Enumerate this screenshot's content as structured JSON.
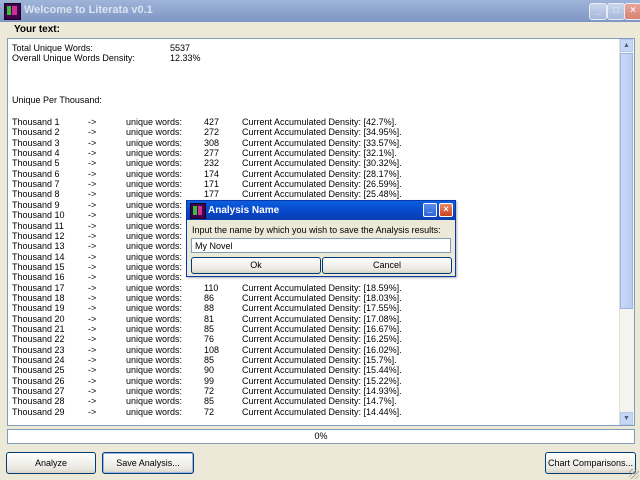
{
  "window": {
    "title": "Welcome to Literata v0.1"
  },
  "main": {
    "your_text_label": "Your text:",
    "stats": {
      "total_label": "Total Unique Words:",
      "total_value": "5537",
      "density_label": "Overall Unique Words Density:",
      "density_value": "12.33%",
      "per_thousand_label": "Unique Per Thousand:"
    },
    "rows": [
      {
        "thousand": "Thousand 1",
        "arrow": "->",
        "label": "unique words:",
        "value": "427",
        "density": "Current Accumulated Density: [42.7%]."
      },
      {
        "thousand": "Thousand 2",
        "arrow": "->",
        "label": "unique words:",
        "value": "272",
        "density": "Current Accumulated Density: [34.95%]."
      },
      {
        "thousand": "Thousand 3",
        "arrow": "->",
        "label": "unique words:",
        "value": "308",
        "density": "Current Accumulated Density: [33.57%]."
      },
      {
        "thousand": "Thousand 4",
        "arrow": "->",
        "label": "unique words:",
        "value": "277",
        "density": "Current Accumulated Density: [32.1%]."
      },
      {
        "thousand": "Thousand 5",
        "arrow": "->",
        "label": "unique words:",
        "value": "232",
        "density": "Current Accumulated Density: [30.32%]."
      },
      {
        "thousand": "Thousand 6",
        "arrow": "->",
        "label": "unique words:",
        "value": "174",
        "density": "Current Accumulated Density: [28.17%]."
      },
      {
        "thousand": "Thousand 7",
        "arrow": "->",
        "label": "unique words:",
        "value": "171",
        "density": "Current Accumulated Density: [26.59%]."
      },
      {
        "thousand": "Thousand 8",
        "arrow": "->",
        "label": "unique words:",
        "value": "177",
        "density": "Current Accumulated Density: [25.48%]."
      },
      {
        "thousand": "Thousand 9",
        "arrow": "->",
        "label": "unique words:",
        "value": "",
        "density": ""
      },
      {
        "thousand": "Thousand 10",
        "arrow": "->",
        "label": "unique words:",
        "value": "",
        "density": ""
      },
      {
        "thousand": "Thousand 11",
        "arrow": "->",
        "label": "unique words:",
        "value": "",
        "density": ""
      },
      {
        "thousand": "Thousand 12",
        "arrow": "->",
        "label": "unique words:",
        "value": "",
        "density": ""
      },
      {
        "thousand": "Thousand 13",
        "arrow": "->",
        "label": "unique words:",
        "value": "",
        "density": ""
      },
      {
        "thousand": "Thousand 14",
        "arrow": "->",
        "label": "unique words:",
        "value": "",
        "density": ""
      },
      {
        "thousand": "Thousand 15",
        "arrow": "->",
        "label": "unique words:",
        "value": "",
        "density": ""
      },
      {
        "thousand": "Thousand 16",
        "arrow": "->",
        "label": "unique words:",
        "value": "",
        "density": ""
      },
      {
        "thousand": "Thousand 17",
        "arrow": "->",
        "label": "unique words:",
        "value": "110",
        "density": "Current Accumulated Density: [18.59%]."
      },
      {
        "thousand": "Thousand 18",
        "arrow": "->",
        "label": "unique words:",
        "value": "86",
        "density": "Current Accumulated Density: [18.03%]."
      },
      {
        "thousand": "Thousand 19",
        "arrow": "->",
        "label": "unique words:",
        "value": "88",
        "density": "Current Accumulated Density: [17.55%]."
      },
      {
        "thousand": "Thousand 20",
        "arrow": "->",
        "label": "unique words:",
        "value": "81",
        "density": "Current Accumulated Density: [17.08%]."
      },
      {
        "thousand": "Thousand 21",
        "arrow": "->",
        "label": "unique words:",
        "value": "85",
        "density": "Current Accumulated Density: [16.67%]."
      },
      {
        "thousand": "Thousand 22",
        "arrow": "->",
        "label": "unique words:",
        "value": "76",
        "density": "Current Accumulated Density: [16.25%]."
      },
      {
        "thousand": "Thousand 23",
        "arrow": "->",
        "label": "unique words:",
        "value": "108",
        "density": "Current Accumulated Density: [16.02%]."
      },
      {
        "thousand": "Thousand 24",
        "arrow": "->",
        "label": "unique words:",
        "value": "85",
        "density": "Current Accumulated Density: [15.7%]."
      },
      {
        "thousand": "Thousand 25",
        "arrow": "->",
        "label": "unique words:",
        "value": "90",
        "density": "Current Accumulated Density: [15.44%]."
      },
      {
        "thousand": "Thousand 26",
        "arrow": "->",
        "label": "unique words:",
        "value": "99",
        "density": "Current Accumulated Density: [15.22%]."
      },
      {
        "thousand": "Thousand 27",
        "arrow": "->",
        "label": "unique words:",
        "value": "72",
        "density": "Current Accumulated Density: [14.93%]."
      },
      {
        "thousand": "Thousand 28",
        "arrow": "->",
        "label": "unique words:",
        "value": "85",
        "density": "Current Accumulated Density: [14.7%]."
      },
      {
        "thousand": "Thousand 29",
        "arrow": "->",
        "label": "unique words:",
        "value": "72",
        "density": "Current Accumulated Density: [14.44%]."
      }
    ]
  },
  "progress": {
    "text": "0%",
    "value": 0
  },
  "buttons": {
    "analyze": "Analyze",
    "save": "Save Analysis...",
    "chart": "Chart Comparisons..."
  },
  "dialog": {
    "title": "Analysis Name",
    "message": "Input the name by which you wish to save the Analysis results:",
    "input_value": "My Novel",
    "ok": "Ok",
    "cancel": "Cancel"
  },
  "icons": {
    "app": "literata-app-icon",
    "minimize": "minimize-icon",
    "maximize": "maximize-icon",
    "close": "close-icon"
  }
}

────────────────

## Exercise
Each record should be quoted exactly, with the images omitted.

## Answer to the task
Enumerate this screenshot's content as structured JSON.
{
  "window": {
    "title": "Welcome to Literata v0.1"
  },
  "main": {
    "your_text_label": "Your text:",
    "stats": {
      "total_label": "Total Unique Words:",
      "total_value": "5537",
      "density_label": "Overall Unique Words Density:",
      "density_value": "12.33%",
      "per_thousand_label": "Unique Per Thousand:"
    },
    "rows": [
      {
        "thousand": "Thousand 1",
        "arrow": "->",
        "label": "unique words:",
        "value": "427",
        "density": "Current Accumulated Density: [42.7%]."
      },
      {
        "thousand": "Thousand 2",
        "arrow": "->",
        "label": "unique words:",
        "value": "272",
        "density": "Current Accumulated Density: [34.95%]."
      },
      {
        "thousand": "Thousand 3",
        "arrow": "->",
        "label": "unique words:",
        "value": "308",
        "density": "Current Accumulated Density: [33.57%]."
      },
      {
        "thousand": "Thousand 4",
        "arrow": "->",
        "label": "unique words:",
        "value": "277",
        "density": "Current Accumulated Density: [32.1%]."
      },
      {
        "thousand": "Thousand 5",
        "arrow": "->",
        "label": "unique words:",
        "value": "232",
        "density": "Current Accumulated Density: [30.32%]."
      },
      {
        "thousand": "Thousand 6",
        "arrow": "->",
        "label": "unique words:",
        "value": "174",
        "density": "Current Accumulated Density: [28.17%]."
      },
      {
        "thousand": "Thousand 7",
        "arrow": "->",
        "label": "unique words:",
        "value": "171",
        "density": "Current Accumulated Density: [26.59%]."
      },
      {
        "thousand": "Thousand 8",
        "arrow": "->",
        "label": "unique words:",
        "value": "177",
        "density": "Current Accumulated Density: [25.48%]."
      },
      {
        "thousand": "Thousand 9",
        "arrow": "->",
        "label": "unique words:",
        "value": "",
        "density": ""
      },
      {
        "thousand": "Thousand 10",
        "arrow": "->",
        "label": "unique words:",
        "value": "",
        "density": ""
      },
      {
        "thousand": "Thousand 11",
        "arrow": "->",
        "label": "unique words:",
        "value": "",
        "density": ""
      },
      {
        "thousand": "Thousand 12",
        "arrow": "->",
        "label": "unique words:",
        "value": "",
        "density": ""
      },
      {
        "thousand": "Thousand 13",
        "arrow": "->",
        "label": "unique words:",
        "value": "",
        "density": ""
      },
      {
        "thousand": "Thousand 14",
        "arrow": "->",
        "label": "unique words:",
        "value": "",
        "density": ""
      },
      {
        "thousand": "Thousand 15",
        "arrow": "->",
        "label": "unique words:",
        "value": "",
        "density": ""
      },
      {
        "thousand": "Thousand 16",
        "arrow": "->",
        "label": "unique words:",
        "value": "",
        "density": ""
      },
      {
        "thousand": "Thousand 17",
        "arrow": "->",
        "label": "unique words:",
        "value": "110",
        "density": "Current Accumulated Density: [18.59%]."
      },
      {
        "thousand": "Thousand 18",
        "arrow": "->",
        "label": "unique words:",
        "value": "86",
        "density": "Current Accumulated Density: [18.03%]."
      },
      {
        "thousand": "Thousand 19",
        "arrow": "->",
        "label": "unique words:",
        "value": "88",
        "density": "Current Accumulated Density: [17.55%]."
      },
      {
        "thousand": "Thousand 20",
        "arrow": "->",
        "label": "unique words:",
        "value": "81",
        "density": "Current Accumulated Density: [17.08%]."
      },
      {
        "thousand": "Thousand 21",
        "arrow": "->",
        "label": "unique words:",
        "value": "85",
        "density": "Current Accumulated Density: [16.67%]."
      },
      {
        "thousand": "Thousand 22",
        "arrow": "->",
        "label": "unique words:",
        "value": "76",
        "density": "Current Accumulated Density: [16.25%]."
      },
      {
        "thousand": "Thousand 23",
        "arrow": "->",
        "label": "unique words:",
        "value": "108",
        "density": "Current Accumulated Density: [16.02%]."
      },
      {
        "thousand": "Thousand 24",
        "arrow": "->",
        "label": "unique words:",
        "value": "85",
        "density": "Current Accumulated Density: [15.7%]."
      },
      {
        "thousand": "Thousand 25",
        "arrow": "->",
        "label": "unique words:",
        "value": "90",
        "density": "Current Accumulated Density: [15.44%]."
      },
      {
        "thousand": "Thousand 26",
        "arrow": "->",
        "label": "unique words:",
        "value": "99",
        "density": "Current Accumulated Density: [15.22%]."
      },
      {
        "thousand": "Thousand 27",
        "arrow": "->",
        "label": "unique words:",
        "value": "72",
        "density": "Current Accumulated Density: [14.93%]."
      },
      {
        "thousand": "Thousand 28",
        "arrow": "->",
        "label": "unique words:",
        "value": "85",
        "density": "Current Accumulated Density: [14.7%]."
      },
      {
        "thousand": "Thousand 29",
        "arrow": "->",
        "label": "unique words:",
        "value": "72",
        "density": "Current Accumulated Density: [14.44%]."
      }
    ]
  },
  "progress": {
    "text": "0%",
    "value": 0
  },
  "buttons": {
    "analyze": "Analyze",
    "save": "Save Analysis...",
    "chart": "Chart Comparisons..."
  },
  "dialog": {
    "title": "Analysis Name",
    "message": "Input the name by which you wish to save the Analysis results:",
    "input_value": "My Novel",
    "ok": "Ok",
    "cancel": "Cancel"
  },
  "icons": {
    "app": "literata-app-icon",
    "minimize": "minimize-icon",
    "maximize": "maximize-icon",
    "close": "close-icon"
  }
}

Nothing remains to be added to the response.